◆ Collected data
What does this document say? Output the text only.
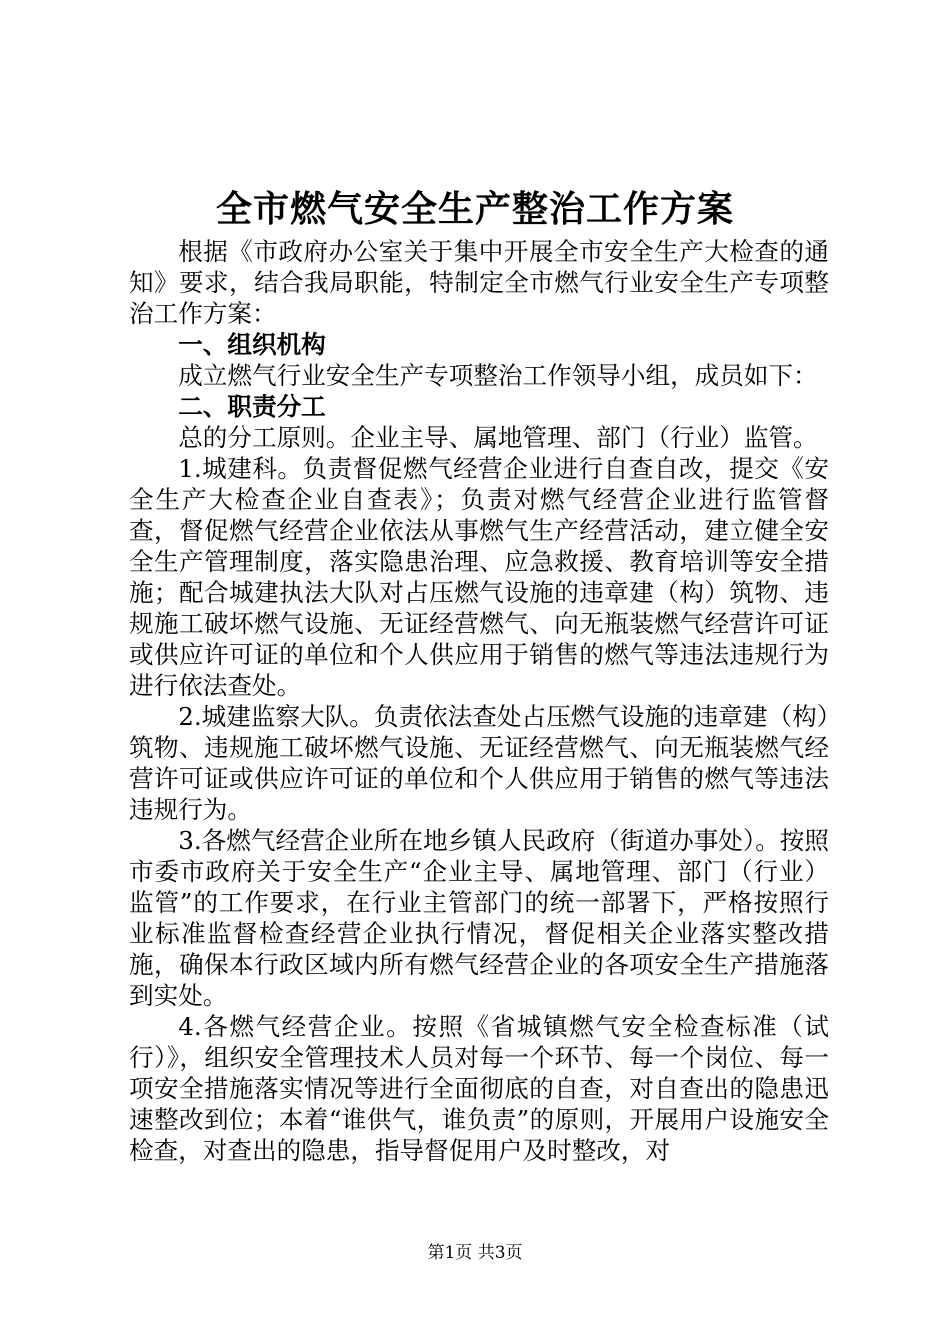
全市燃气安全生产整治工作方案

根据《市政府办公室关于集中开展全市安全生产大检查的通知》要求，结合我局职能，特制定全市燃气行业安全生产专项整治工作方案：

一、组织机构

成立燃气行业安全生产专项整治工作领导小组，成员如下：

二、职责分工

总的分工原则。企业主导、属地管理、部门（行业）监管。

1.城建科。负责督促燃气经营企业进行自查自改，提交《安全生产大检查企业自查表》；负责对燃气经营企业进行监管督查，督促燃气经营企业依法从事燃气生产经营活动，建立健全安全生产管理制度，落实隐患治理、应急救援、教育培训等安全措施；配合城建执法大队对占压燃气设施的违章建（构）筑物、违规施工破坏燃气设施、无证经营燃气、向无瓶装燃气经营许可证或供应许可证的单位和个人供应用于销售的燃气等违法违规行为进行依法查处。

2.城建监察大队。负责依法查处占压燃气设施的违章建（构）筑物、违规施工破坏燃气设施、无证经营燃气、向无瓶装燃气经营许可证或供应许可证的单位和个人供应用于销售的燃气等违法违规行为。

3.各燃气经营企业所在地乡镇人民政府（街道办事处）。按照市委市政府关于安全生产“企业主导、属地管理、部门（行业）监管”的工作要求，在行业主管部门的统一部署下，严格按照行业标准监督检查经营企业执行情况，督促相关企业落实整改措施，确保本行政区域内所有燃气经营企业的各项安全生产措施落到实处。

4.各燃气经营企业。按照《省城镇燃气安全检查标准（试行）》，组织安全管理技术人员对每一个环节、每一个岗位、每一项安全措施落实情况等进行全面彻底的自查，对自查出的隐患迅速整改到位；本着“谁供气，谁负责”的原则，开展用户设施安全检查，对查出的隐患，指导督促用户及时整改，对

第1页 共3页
* * *
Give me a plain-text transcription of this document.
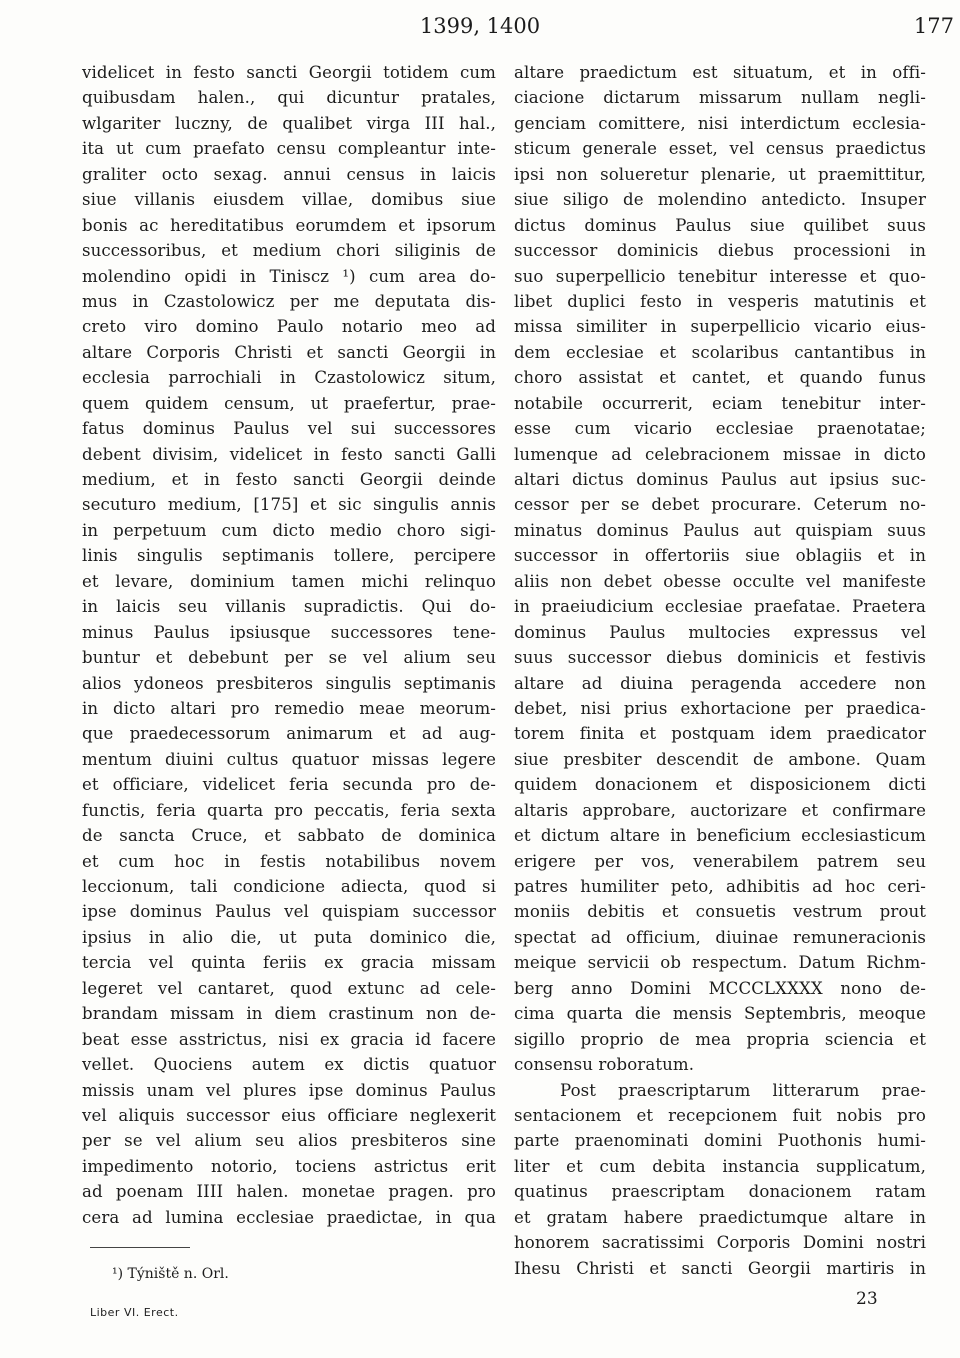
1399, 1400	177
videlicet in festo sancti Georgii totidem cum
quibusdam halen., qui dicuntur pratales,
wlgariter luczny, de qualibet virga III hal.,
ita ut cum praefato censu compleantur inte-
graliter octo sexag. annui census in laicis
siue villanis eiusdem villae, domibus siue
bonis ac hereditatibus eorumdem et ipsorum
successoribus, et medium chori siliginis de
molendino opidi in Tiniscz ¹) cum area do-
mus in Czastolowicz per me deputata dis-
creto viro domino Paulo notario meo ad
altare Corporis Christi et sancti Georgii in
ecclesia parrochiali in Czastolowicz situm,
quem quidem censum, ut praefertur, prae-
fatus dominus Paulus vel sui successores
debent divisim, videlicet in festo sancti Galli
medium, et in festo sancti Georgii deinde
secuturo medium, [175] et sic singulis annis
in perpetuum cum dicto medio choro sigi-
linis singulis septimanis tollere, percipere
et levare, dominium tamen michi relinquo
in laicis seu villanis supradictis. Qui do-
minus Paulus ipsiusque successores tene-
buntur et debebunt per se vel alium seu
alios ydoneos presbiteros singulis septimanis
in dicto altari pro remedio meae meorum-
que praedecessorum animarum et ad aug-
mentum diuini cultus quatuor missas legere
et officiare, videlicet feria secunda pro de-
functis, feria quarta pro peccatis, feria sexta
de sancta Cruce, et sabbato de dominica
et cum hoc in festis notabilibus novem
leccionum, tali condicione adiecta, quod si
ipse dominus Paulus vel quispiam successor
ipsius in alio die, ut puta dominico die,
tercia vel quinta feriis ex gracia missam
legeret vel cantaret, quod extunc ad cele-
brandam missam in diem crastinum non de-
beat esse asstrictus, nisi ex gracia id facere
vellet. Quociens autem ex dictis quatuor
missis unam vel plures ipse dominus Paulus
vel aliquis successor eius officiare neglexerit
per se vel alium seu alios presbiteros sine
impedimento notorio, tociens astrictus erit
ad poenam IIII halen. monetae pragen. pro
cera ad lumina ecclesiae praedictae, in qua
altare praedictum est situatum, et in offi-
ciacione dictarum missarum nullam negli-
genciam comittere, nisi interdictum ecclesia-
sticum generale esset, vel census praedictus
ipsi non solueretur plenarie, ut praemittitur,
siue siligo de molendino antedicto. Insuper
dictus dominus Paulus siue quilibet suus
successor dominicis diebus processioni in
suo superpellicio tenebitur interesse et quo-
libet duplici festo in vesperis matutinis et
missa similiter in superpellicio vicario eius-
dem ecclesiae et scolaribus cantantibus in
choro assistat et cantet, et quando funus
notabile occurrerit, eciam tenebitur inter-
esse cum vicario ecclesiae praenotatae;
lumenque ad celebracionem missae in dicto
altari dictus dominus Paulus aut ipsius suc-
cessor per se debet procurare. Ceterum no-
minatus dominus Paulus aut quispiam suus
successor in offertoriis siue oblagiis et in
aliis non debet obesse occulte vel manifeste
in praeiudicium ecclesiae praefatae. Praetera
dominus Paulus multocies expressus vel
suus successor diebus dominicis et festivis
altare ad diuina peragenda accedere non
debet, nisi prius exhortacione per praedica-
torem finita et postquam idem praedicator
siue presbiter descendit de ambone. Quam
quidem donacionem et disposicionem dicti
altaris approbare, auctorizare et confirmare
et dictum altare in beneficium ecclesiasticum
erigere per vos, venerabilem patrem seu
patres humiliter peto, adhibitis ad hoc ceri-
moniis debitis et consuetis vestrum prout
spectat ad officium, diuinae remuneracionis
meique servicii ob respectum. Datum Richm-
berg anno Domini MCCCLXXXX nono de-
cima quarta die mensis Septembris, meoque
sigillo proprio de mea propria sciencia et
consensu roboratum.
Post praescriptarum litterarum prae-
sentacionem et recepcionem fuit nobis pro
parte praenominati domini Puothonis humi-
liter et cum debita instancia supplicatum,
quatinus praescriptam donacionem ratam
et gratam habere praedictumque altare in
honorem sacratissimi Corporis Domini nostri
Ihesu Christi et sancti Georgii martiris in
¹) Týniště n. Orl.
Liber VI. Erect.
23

◆ Short task
List all lines from the entries that include the word "officiare".

◆ Written response
et officiare, videlicet feria secunda pro de-
vel aliquis successor eius officiare neglexerit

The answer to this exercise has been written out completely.